■ **Given exercise**
How many lines in the entries below contain "Vereins"? Answer with the number only.

━━━ Listed entries

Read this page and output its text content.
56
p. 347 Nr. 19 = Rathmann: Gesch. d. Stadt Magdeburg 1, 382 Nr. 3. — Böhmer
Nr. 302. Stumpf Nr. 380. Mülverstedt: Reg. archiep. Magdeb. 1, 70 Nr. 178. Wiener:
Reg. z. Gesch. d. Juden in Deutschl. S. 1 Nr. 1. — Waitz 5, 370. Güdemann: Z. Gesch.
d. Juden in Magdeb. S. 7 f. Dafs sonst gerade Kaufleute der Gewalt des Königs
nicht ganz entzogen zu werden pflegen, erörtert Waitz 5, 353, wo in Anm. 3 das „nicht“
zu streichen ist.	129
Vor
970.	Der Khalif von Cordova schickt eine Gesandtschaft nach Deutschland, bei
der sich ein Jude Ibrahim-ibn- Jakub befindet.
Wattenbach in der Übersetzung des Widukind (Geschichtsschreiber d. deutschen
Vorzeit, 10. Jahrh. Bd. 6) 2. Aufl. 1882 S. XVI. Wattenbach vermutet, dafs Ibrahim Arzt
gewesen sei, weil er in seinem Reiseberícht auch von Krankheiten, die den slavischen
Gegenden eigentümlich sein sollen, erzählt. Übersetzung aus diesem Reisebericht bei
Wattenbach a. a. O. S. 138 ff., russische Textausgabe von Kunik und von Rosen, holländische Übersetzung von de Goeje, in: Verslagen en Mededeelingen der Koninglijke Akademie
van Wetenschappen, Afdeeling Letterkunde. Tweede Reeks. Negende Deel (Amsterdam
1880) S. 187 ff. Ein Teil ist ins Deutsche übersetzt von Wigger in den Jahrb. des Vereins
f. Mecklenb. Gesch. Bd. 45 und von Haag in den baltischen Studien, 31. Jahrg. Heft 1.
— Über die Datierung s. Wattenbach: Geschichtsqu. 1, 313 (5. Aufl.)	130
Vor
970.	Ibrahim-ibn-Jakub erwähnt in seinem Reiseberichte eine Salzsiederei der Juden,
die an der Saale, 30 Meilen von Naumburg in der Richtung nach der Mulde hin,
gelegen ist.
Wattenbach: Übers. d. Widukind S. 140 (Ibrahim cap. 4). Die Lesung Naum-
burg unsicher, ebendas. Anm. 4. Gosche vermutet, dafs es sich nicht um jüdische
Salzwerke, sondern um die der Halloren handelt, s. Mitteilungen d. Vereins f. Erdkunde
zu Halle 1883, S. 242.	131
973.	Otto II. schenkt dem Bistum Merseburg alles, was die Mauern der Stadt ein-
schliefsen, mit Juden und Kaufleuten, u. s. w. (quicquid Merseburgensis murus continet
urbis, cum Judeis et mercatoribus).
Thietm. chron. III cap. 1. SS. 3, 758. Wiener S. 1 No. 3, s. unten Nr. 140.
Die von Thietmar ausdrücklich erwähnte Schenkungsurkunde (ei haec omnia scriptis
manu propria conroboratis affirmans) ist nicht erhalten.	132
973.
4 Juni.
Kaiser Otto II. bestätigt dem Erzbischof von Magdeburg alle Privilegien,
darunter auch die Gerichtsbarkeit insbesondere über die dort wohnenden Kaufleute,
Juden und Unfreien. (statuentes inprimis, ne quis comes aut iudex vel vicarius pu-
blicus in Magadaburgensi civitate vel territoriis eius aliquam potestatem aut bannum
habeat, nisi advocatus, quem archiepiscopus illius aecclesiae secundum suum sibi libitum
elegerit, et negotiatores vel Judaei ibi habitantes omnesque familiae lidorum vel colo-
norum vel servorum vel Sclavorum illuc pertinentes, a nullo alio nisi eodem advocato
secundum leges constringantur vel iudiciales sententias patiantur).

━━━━━━
━━━ Listed entries

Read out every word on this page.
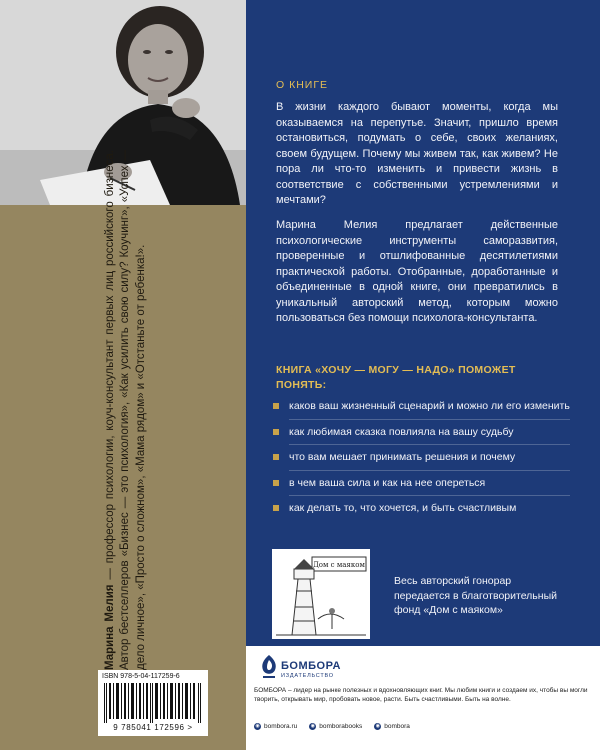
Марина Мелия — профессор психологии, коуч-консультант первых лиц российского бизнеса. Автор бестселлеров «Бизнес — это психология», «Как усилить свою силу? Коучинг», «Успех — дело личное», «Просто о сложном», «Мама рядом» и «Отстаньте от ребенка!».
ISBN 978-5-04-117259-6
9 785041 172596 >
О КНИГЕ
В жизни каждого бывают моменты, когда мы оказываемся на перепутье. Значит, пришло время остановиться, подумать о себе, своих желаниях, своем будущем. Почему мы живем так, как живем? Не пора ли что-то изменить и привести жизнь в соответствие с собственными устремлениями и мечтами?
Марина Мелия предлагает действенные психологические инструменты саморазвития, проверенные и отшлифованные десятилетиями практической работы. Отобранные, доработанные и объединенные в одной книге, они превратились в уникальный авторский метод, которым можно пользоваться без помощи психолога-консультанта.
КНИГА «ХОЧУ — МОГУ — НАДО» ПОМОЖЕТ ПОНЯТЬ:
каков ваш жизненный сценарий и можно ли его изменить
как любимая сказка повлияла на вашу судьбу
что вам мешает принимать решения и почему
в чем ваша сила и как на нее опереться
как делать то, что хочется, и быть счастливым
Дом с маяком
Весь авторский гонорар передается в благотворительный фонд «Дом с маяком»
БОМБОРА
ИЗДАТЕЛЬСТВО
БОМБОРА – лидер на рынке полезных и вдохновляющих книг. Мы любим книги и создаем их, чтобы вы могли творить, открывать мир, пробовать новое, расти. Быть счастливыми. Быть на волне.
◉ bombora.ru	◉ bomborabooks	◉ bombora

━━━━━━

■ **Solution for this problem**
2